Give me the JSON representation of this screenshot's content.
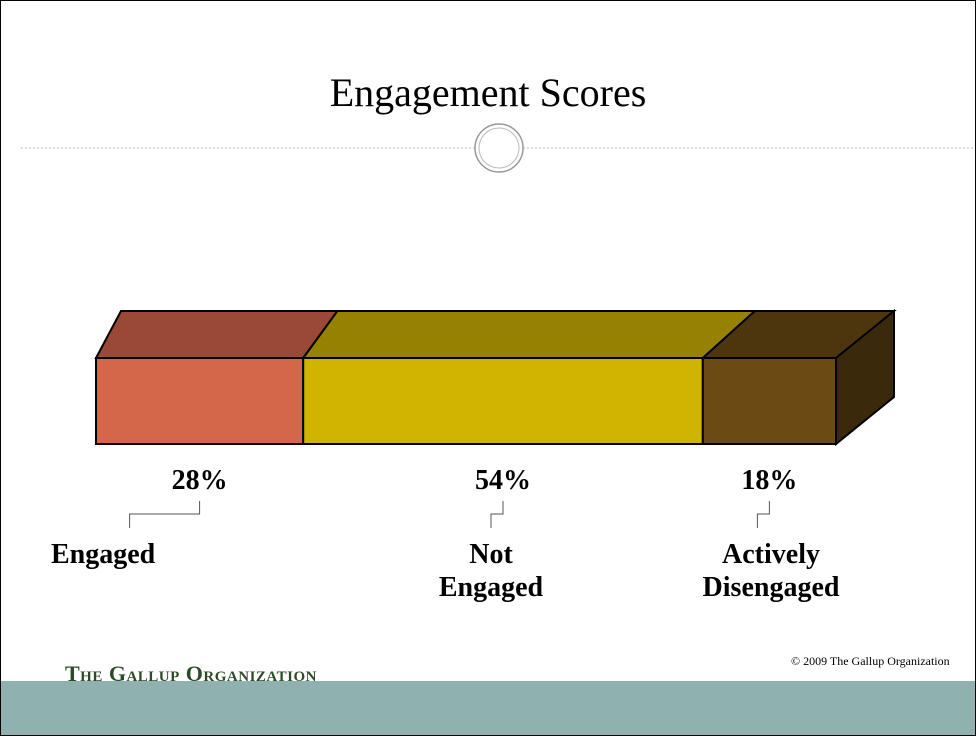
{
  "chart_data": {
    "type": "stacked-bar",
    "title": "Engagement Scores",
    "series": [
      {
        "name": "Engaged",
        "color": "#d4664a",
        "values": [
          28
        ],
        "value_labels": [
          "28%"
        ]
      },
      {
        "name": "Not Engaged",
        "color": "#d1b400",
        "values": [
          54
        ],
        "value_labels": [
          "54%"
        ]
      },
      {
        "name": "Actively Disengaged",
        "color": "#6b4a14",
        "values": [
          18
        ],
        "value_labels": [
          "18%"
        ]
      }
    ],
    "logo": "The Gallup Organization",
    "copyright": "© 2009 The Gallup Organization"
  }
}
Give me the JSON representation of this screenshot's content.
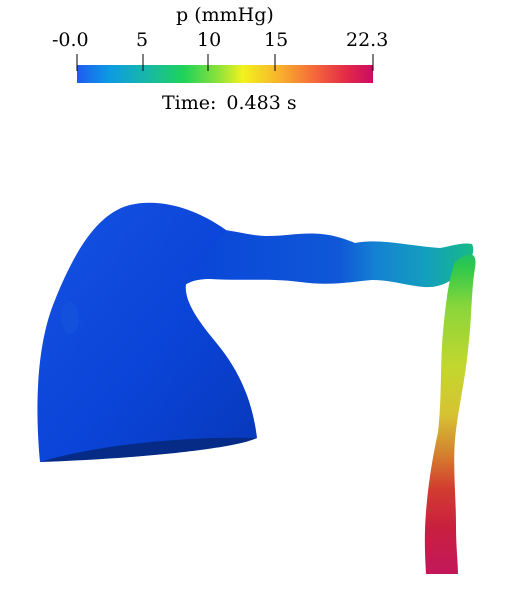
{
  "colorbar": {
    "title": "p (mmHg)",
    "ticks": [
      "-0.0",
      "5",
      "10",
      "15",
      "22.3"
    ],
    "min": -0.0,
    "max": 22.3,
    "colors": [
      "#1e5bf0",
      "#0c9be2",
      "#19b8a6",
      "#1ed25a",
      "#8fe23a",
      "#f2f21e",
      "#f8b42c",
      "#f56a3a",
      "#e32a48",
      "#cc0b63"
    ]
  },
  "time": {
    "label": "Time:",
    "value": "0.483 s"
  },
  "model": {
    "sac_color": "#0a44d8",
    "sac_shadow": "#052b87",
    "pressure_colors": [
      "#0f56d0",
      "#1790d6",
      "#17b59f",
      "#6fd33d",
      "#c7e82e",
      "#d3c531",
      "#d46a2f",
      "#c81e45",
      "#c2185b"
    ]
  }
}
_____
* Task to complete *
Return only the count of lines in the records that hold the word "name".

* Problem solution *
3